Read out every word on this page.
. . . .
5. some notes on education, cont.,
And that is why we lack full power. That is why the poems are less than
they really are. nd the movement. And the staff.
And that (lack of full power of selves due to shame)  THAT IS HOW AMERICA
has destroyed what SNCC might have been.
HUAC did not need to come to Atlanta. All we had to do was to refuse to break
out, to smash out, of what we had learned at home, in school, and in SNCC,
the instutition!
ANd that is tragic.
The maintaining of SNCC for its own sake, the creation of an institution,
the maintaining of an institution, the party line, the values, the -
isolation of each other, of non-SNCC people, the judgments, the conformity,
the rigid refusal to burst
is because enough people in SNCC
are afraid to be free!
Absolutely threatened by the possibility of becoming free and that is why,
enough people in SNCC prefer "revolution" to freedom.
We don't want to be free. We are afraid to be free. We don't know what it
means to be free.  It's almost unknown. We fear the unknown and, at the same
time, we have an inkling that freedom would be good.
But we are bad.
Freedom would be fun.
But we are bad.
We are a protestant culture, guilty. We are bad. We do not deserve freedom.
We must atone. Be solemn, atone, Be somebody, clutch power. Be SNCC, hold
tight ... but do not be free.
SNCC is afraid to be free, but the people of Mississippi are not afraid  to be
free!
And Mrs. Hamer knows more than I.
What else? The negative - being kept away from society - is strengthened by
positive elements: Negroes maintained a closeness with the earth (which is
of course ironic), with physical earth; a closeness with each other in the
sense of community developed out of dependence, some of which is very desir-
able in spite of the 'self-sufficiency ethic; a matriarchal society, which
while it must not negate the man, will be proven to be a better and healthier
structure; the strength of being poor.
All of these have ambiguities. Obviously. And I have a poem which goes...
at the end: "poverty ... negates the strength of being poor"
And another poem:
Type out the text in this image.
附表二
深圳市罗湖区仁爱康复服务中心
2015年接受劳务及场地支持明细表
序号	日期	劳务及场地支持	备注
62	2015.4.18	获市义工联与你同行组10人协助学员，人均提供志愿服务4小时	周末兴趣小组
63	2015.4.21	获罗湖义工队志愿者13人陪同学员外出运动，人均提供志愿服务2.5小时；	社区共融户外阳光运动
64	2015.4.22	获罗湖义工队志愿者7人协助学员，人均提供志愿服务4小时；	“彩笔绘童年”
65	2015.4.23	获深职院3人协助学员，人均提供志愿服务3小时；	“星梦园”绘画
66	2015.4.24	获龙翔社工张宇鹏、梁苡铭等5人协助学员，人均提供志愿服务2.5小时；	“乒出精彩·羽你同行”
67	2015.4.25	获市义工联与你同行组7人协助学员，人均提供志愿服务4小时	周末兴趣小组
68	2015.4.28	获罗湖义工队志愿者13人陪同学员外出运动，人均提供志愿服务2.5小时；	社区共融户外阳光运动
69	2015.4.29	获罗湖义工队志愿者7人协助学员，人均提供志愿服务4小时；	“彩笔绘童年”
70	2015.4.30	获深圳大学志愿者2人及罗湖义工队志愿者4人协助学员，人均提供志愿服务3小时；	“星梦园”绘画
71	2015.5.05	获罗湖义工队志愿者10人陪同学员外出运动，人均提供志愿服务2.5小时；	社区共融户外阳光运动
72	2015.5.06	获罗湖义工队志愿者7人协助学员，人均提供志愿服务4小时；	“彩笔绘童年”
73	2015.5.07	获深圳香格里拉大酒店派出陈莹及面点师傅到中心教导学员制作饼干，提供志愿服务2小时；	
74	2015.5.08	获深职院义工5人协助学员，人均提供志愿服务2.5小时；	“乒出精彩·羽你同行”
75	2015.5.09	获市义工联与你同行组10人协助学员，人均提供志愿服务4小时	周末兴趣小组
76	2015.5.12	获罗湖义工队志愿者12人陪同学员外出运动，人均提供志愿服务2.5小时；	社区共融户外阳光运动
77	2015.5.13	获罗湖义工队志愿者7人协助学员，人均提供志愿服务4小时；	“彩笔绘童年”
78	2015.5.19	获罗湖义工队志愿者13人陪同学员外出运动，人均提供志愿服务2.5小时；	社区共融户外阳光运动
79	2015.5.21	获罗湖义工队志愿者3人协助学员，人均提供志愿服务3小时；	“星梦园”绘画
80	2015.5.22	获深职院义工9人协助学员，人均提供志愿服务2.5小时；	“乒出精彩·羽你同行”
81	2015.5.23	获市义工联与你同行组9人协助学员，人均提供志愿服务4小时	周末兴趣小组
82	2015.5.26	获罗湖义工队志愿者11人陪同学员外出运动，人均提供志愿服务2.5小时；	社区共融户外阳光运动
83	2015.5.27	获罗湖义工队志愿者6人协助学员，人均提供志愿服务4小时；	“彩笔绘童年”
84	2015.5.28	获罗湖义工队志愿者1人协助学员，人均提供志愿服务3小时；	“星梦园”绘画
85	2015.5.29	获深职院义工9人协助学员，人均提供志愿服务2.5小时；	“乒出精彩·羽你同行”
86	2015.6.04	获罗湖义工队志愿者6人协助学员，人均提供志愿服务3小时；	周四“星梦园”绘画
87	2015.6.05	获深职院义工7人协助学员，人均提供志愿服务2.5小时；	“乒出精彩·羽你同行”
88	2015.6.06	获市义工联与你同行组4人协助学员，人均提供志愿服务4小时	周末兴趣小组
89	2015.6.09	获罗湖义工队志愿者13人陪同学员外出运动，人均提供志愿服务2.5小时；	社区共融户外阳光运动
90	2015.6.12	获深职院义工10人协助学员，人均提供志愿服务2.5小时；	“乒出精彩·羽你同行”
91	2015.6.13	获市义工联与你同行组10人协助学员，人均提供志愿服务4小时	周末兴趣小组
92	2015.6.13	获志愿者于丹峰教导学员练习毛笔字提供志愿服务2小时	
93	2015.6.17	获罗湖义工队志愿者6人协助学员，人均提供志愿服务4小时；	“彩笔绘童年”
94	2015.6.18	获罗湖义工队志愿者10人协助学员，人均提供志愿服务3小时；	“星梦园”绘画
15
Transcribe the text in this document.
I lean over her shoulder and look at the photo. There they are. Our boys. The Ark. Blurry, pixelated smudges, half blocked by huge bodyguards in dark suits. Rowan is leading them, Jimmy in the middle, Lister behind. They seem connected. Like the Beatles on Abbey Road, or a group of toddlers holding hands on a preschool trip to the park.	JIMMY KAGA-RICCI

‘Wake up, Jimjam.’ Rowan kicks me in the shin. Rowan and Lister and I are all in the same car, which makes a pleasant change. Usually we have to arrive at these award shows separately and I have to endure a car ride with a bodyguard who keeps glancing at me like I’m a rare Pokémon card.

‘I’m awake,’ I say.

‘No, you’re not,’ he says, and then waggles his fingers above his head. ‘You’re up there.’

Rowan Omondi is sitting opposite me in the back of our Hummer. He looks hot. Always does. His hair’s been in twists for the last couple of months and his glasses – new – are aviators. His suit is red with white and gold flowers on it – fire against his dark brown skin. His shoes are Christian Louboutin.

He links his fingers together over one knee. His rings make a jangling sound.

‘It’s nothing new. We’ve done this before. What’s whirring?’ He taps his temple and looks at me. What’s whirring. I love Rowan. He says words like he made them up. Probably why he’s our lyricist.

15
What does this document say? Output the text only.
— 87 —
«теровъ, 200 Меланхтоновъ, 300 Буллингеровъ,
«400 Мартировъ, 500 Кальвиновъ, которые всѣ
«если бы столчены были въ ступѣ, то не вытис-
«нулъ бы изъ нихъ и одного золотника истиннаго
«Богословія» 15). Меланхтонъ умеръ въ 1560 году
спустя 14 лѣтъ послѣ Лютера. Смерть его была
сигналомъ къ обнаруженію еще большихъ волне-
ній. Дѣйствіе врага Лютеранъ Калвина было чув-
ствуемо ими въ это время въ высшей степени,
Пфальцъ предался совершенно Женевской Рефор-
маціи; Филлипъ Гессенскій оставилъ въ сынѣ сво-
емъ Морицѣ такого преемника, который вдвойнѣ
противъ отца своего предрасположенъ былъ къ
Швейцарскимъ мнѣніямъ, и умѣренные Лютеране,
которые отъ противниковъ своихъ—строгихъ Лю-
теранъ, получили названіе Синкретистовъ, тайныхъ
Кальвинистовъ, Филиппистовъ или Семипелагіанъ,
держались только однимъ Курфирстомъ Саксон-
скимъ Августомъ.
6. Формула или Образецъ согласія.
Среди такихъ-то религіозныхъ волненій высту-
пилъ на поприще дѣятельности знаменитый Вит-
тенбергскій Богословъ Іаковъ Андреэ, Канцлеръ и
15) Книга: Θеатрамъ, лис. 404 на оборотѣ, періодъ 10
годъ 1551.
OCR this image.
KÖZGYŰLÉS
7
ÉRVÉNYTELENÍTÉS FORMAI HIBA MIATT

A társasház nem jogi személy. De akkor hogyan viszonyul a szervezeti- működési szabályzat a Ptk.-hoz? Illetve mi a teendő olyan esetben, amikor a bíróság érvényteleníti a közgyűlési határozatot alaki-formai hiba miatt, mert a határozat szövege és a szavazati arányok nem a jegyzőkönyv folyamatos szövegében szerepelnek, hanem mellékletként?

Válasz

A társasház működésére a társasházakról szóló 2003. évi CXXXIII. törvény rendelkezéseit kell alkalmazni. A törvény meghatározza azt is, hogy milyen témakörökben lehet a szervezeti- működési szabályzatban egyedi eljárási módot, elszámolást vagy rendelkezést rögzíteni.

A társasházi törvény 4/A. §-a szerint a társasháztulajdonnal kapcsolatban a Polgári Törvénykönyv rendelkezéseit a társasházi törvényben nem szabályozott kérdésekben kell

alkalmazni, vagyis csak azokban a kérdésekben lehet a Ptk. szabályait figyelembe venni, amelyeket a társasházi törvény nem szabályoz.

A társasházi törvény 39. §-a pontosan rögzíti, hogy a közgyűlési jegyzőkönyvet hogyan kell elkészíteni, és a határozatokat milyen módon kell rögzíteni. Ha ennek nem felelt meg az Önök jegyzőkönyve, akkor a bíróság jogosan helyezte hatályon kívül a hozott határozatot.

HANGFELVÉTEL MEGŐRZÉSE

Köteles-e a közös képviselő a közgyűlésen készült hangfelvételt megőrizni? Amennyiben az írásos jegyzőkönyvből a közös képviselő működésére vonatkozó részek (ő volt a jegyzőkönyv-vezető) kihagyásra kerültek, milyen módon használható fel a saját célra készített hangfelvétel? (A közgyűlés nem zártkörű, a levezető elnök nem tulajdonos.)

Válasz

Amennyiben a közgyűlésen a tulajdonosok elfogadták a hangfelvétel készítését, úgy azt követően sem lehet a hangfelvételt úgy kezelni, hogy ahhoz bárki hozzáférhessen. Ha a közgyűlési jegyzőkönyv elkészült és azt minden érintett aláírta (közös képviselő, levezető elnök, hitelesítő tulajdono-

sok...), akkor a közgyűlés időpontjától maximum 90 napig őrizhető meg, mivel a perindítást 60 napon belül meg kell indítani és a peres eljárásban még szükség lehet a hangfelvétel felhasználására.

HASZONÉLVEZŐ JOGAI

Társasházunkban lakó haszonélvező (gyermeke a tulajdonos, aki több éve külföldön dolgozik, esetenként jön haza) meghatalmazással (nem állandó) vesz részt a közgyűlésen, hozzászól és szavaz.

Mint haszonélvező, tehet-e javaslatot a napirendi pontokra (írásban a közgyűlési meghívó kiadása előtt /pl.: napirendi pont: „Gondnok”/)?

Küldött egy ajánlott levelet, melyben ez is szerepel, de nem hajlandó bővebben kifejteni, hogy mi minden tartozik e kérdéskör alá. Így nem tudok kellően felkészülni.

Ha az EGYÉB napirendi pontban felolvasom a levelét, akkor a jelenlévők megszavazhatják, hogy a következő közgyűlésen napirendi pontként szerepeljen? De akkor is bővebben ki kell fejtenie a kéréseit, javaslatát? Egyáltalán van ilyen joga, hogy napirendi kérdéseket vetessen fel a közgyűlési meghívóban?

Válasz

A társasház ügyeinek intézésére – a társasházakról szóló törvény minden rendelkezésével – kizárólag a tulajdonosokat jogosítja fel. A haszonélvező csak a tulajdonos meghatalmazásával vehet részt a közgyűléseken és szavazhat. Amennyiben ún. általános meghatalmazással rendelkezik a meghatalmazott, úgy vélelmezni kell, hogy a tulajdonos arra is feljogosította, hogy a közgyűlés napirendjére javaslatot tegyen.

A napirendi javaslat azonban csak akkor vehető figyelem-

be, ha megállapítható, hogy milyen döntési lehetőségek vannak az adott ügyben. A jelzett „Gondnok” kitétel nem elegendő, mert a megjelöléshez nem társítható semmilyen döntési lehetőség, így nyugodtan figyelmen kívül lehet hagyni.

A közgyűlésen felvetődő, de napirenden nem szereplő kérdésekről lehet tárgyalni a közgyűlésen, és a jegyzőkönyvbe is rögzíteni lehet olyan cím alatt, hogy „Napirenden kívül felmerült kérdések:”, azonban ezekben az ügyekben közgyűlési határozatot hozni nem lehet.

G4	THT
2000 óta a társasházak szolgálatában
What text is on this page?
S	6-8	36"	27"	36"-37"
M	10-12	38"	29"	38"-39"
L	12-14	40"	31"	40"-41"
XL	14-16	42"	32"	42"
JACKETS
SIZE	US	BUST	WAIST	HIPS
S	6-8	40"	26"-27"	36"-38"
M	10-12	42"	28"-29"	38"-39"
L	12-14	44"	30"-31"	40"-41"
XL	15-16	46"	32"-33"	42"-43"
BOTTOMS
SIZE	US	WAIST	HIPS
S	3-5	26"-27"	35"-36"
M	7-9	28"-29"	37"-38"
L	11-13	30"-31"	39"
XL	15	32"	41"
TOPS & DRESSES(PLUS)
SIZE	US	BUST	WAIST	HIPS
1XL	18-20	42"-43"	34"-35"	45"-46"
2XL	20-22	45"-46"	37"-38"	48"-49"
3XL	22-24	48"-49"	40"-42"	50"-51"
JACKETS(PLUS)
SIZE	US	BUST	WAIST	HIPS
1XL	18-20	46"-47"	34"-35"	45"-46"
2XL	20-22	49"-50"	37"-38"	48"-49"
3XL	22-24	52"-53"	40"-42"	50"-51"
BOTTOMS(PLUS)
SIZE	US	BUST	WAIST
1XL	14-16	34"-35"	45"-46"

Task to complete:
In the data above, count the lines where the word "society" appears; reply with the number only.

Exercise response:
2